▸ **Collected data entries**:
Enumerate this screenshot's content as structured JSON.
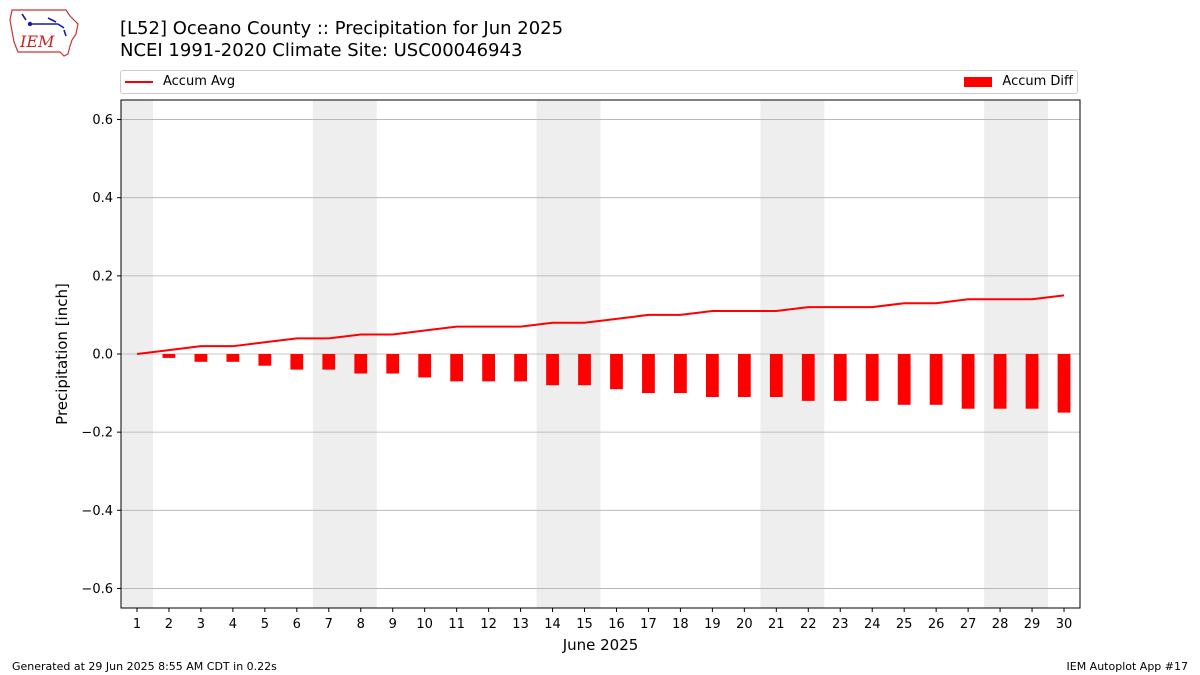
{
  "header": {
    "title_line1": "[L52] Oceano County :: Precipitation for Jun 2025",
    "title_line2": "NCEI 1991-2020 Climate Site: USC00046943"
  },
  "logo": {
    "text": "IEM",
    "icon": "iem-iowa-logo-icon"
  },
  "legend": {
    "line_label": "Accum Avg",
    "bar_label": "Accum Diff"
  },
  "footer": {
    "generated": "Generated at 29 Jun 2025 8:55 AM CDT in 0.22s",
    "app": "IEM Autoplot App #17"
  },
  "colors": {
    "series": "#ff0000",
    "weekend_band": "#eeeeee",
    "grid": "#b0b0b0"
  },
  "chart_data": {
    "type": "bar",
    "xlabel": "June 2025",
    "ylabel": "Precipitation [inch]",
    "ylim": [
      -0.65,
      0.65
    ],
    "xlim": [
      0.5,
      30.5
    ],
    "yticks": [
      -0.6,
      -0.4,
      -0.2,
      0.0,
      0.2,
      0.4,
      0.6
    ],
    "ytick_labels": [
      "−0.6",
      "−0.4",
      "−0.2",
      "0.0",
      "0.2",
      "0.4",
      "0.6"
    ],
    "grid": "horizontal",
    "legend_position": "top",
    "days": [
      1,
      2,
      3,
      4,
      5,
      6,
      7,
      8,
      9,
      10,
      11,
      12,
      13,
      14,
      15,
      16,
      17,
      18,
      19,
      20,
      21,
      22,
      23,
      24,
      25,
      26,
      27,
      28,
      29,
      30
    ],
    "weekend_spans": [
      [
        0.5,
        1.5
      ],
      [
        6.5,
        8.5
      ],
      [
        13.5,
        15.5
      ],
      [
        20.5,
        22.5
      ],
      [
        27.5,
        29.5
      ]
    ],
    "series": [
      {
        "name": "Accum Avg",
        "type": "line",
        "values": [
          0.0,
          0.01,
          0.02,
          0.02,
          0.03,
          0.04,
          0.04,
          0.05,
          0.05,
          0.06,
          0.07,
          0.07,
          0.07,
          0.08,
          0.08,
          0.09,
          0.1,
          0.1,
          0.11,
          0.11,
          0.11,
          0.12,
          0.12,
          0.12,
          0.13,
          0.13,
          0.14,
          0.14,
          0.14,
          0.15
        ]
      },
      {
        "name": "Accum Diff",
        "type": "bar",
        "values": [
          0.0,
          -0.01,
          -0.02,
          -0.02,
          -0.03,
          -0.04,
          -0.04,
          -0.05,
          -0.05,
          -0.06,
          -0.07,
          -0.07,
          -0.07,
          -0.08,
          -0.08,
          -0.09,
          -0.1,
          -0.1,
          -0.11,
          -0.11,
          -0.11,
          -0.12,
          -0.12,
          -0.12,
          -0.13,
          -0.13,
          -0.14,
          -0.14,
          -0.14,
          -0.15
        ]
      }
    ]
  }
}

▸ **PROBLEM TO WORK ON**:
Copy the records above exactly, omitting every picture.

▸ **ANSWER FOR THIS EXERCISE**:
Enumerate this screenshot's content as structured JSON.
{
  "header": {
    "title_line1": "[L52] Oceano County :: Precipitation for Jun 2025",
    "title_line2": "NCEI 1991-2020 Climate Site: USC00046943"
  },
  "logo": {
    "text": "IEM",
    "icon": "iem-iowa-logo-icon"
  },
  "legend": {
    "line_label": "Accum Avg",
    "bar_label": "Accum Diff"
  },
  "footer": {
    "generated": "Generated at 29 Jun 2025 8:55 AM CDT in 0.22s",
    "app": "IEM Autoplot App #17"
  },
  "colors": {
    "series": "#ff0000",
    "weekend_band": "#eeeeee",
    "grid": "#b0b0b0"
  },
  "chart_data": {
    "type": "bar",
    "xlabel": "June 2025",
    "ylabel": "Precipitation [inch]",
    "ylim": [
      -0.65,
      0.65
    ],
    "xlim": [
      0.5,
      30.5
    ],
    "yticks": [
      -0.6,
      -0.4,
      -0.2,
      0.0,
      0.2,
      0.4,
      0.6
    ],
    "ytick_labels": [
      "−0.6",
      "−0.4",
      "−0.2",
      "0.0",
      "0.2",
      "0.4",
      "0.6"
    ],
    "grid": "horizontal",
    "legend_position": "top",
    "days": [
      1,
      2,
      3,
      4,
      5,
      6,
      7,
      8,
      9,
      10,
      11,
      12,
      13,
      14,
      15,
      16,
      17,
      18,
      19,
      20,
      21,
      22,
      23,
      24,
      25,
      26,
      27,
      28,
      29,
      30
    ],
    "weekend_spans": [
      [
        0.5,
        1.5
      ],
      [
        6.5,
        8.5
      ],
      [
        13.5,
        15.5
      ],
      [
        20.5,
        22.5
      ],
      [
        27.5,
        29.5
      ]
    ],
    "series": [
      {
        "name": "Accum Avg",
        "type": "line",
        "values": [
          0.0,
          0.01,
          0.02,
          0.02,
          0.03,
          0.04,
          0.04,
          0.05,
          0.05,
          0.06,
          0.07,
          0.07,
          0.07,
          0.08,
          0.08,
          0.09,
          0.1,
          0.1,
          0.11,
          0.11,
          0.11,
          0.12,
          0.12,
          0.12,
          0.13,
          0.13,
          0.14,
          0.14,
          0.14,
          0.15
        ]
      },
      {
        "name": "Accum Diff",
        "type": "bar",
        "values": [
          0.0,
          -0.01,
          -0.02,
          -0.02,
          -0.03,
          -0.04,
          -0.04,
          -0.05,
          -0.05,
          -0.06,
          -0.07,
          -0.07,
          -0.07,
          -0.08,
          -0.08,
          -0.09,
          -0.1,
          -0.1,
          -0.11,
          -0.11,
          -0.11,
          -0.12,
          -0.12,
          -0.12,
          -0.13,
          -0.13,
          -0.14,
          -0.14,
          -0.14,
          -0.15
        ]
      }
    ]
  }
}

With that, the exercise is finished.